#### Saved data entries:
================================
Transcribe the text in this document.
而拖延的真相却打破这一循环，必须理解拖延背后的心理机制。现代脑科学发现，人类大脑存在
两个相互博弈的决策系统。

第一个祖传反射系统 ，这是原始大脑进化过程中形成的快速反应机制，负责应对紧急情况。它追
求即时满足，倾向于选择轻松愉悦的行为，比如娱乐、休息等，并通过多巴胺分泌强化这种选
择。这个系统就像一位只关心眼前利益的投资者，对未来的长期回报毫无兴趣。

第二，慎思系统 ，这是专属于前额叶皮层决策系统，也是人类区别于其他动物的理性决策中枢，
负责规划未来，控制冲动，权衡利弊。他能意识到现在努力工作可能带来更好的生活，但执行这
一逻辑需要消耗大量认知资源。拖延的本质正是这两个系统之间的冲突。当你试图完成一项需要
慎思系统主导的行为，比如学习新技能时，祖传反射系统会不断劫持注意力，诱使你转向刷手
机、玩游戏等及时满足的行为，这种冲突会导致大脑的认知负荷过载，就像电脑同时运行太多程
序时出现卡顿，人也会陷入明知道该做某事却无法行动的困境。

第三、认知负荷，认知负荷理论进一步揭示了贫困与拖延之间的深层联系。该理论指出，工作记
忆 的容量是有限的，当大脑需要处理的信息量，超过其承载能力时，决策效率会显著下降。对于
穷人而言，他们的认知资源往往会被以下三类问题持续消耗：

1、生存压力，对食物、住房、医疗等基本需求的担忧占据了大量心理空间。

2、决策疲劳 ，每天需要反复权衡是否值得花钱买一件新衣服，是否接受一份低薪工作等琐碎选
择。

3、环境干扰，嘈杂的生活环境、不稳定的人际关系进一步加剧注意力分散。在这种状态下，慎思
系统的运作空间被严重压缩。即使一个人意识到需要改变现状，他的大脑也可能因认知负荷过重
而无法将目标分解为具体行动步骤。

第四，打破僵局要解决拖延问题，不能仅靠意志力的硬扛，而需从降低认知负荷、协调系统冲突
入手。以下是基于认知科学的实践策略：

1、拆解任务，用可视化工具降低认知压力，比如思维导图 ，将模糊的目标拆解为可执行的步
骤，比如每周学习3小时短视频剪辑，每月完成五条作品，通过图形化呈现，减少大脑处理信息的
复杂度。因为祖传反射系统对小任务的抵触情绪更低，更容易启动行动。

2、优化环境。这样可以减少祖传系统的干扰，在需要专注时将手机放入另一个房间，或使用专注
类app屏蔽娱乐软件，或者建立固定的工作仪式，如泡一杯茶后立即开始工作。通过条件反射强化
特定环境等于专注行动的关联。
================================
Quote the listing in full, please, keeping every line exact.

Transcribe the text in this document.
而拖延的真相却打破这一循环，必须理解拖延背后的心理机制。现代脑科学发现，人类大脑存在
两个相互博弈的决策系统。

第一个祖传反射系统 ，这是原始大脑进化过程中形成的快速反应机制，负责应对紧急情况。它追
求即时满足，倾向于选择轻松愉悦的行为，比如娱乐、休息等，并通过多巴胺分泌强化这种选
择。这个系统就像一位只关心眼前利益的投资者，对未来的长期回报毫无兴趣。

第二，慎思系统 ，这是专属于前额叶皮层决策系统，也是人类区别于其他动物的理性决策中枢，
负责规划未来，控制冲动，权衡利弊。他能意识到现在努力工作可能带来更好的生活，但执行这
一逻辑需要消耗大量认知资源。拖延的本质正是这两个系统之间的冲突。当你试图完成一项需要
慎思系统主导的行为，比如学习新技能时，祖传反射系统会不断劫持注意力，诱使你转向刷手
机、玩游戏等及时满足的行为，这种冲突会导致大脑的认知负荷过载，就像电脑同时运行太多程
序时出现卡顿，人也会陷入明知道该做某事却无法行动的困境。

第三、认知负荷，认知负荷理论进一步揭示了贫困与拖延之间的深层联系。该理论指出，工作记
忆 的容量是有限的，当大脑需要处理的信息量，超过其承载能力时，决策效率会显著下降。对于
穷人而言，他们的认知资源往往会被以下三类问题持续消耗：

1、生存压力，对食物、住房、医疗等基本需求的担忧占据了大量心理空间。

2、决策疲劳 ，每天需要反复权衡是否值得花钱买一件新衣服，是否接受一份低薪工作等琐碎选
择。

3、环境干扰，嘈杂的生活环境、不稳定的人际关系进一步加剧注意力分散。在这种状态下，慎思
系统的运作空间被严重压缩。即使一个人意识到需要改变现状，他的大脑也可能因认知负荷过重
而无法将目标分解为具体行动步骤。

第四，打破僵局要解决拖延问题，不能仅靠意志力的硬扛，而需从降低认知负荷、协调系统冲突
入手。以下是基于认知科学的实践策略：

1、拆解任务，用可视化工具降低认知压力，比如思维导图 ，将模糊的目标拆解为可执行的步
骤，比如每周学习3小时短视频剪辑，每月完成五条作品，通过图形化呈现，减少大脑处理信息的
复杂度。因为祖传反射系统对小任务的抵触情绪更低，更容易启动行动。

2、优化环境。这样可以减少祖传系统的干扰，在需要专注时将手机放入另一个房间，或使用专注
类app屏蔽娱乐软件，或者建立固定的工作仪式，如泡一杯茶后立即开始工作。通过条件反射强化
特定环境等于专注行动的关联。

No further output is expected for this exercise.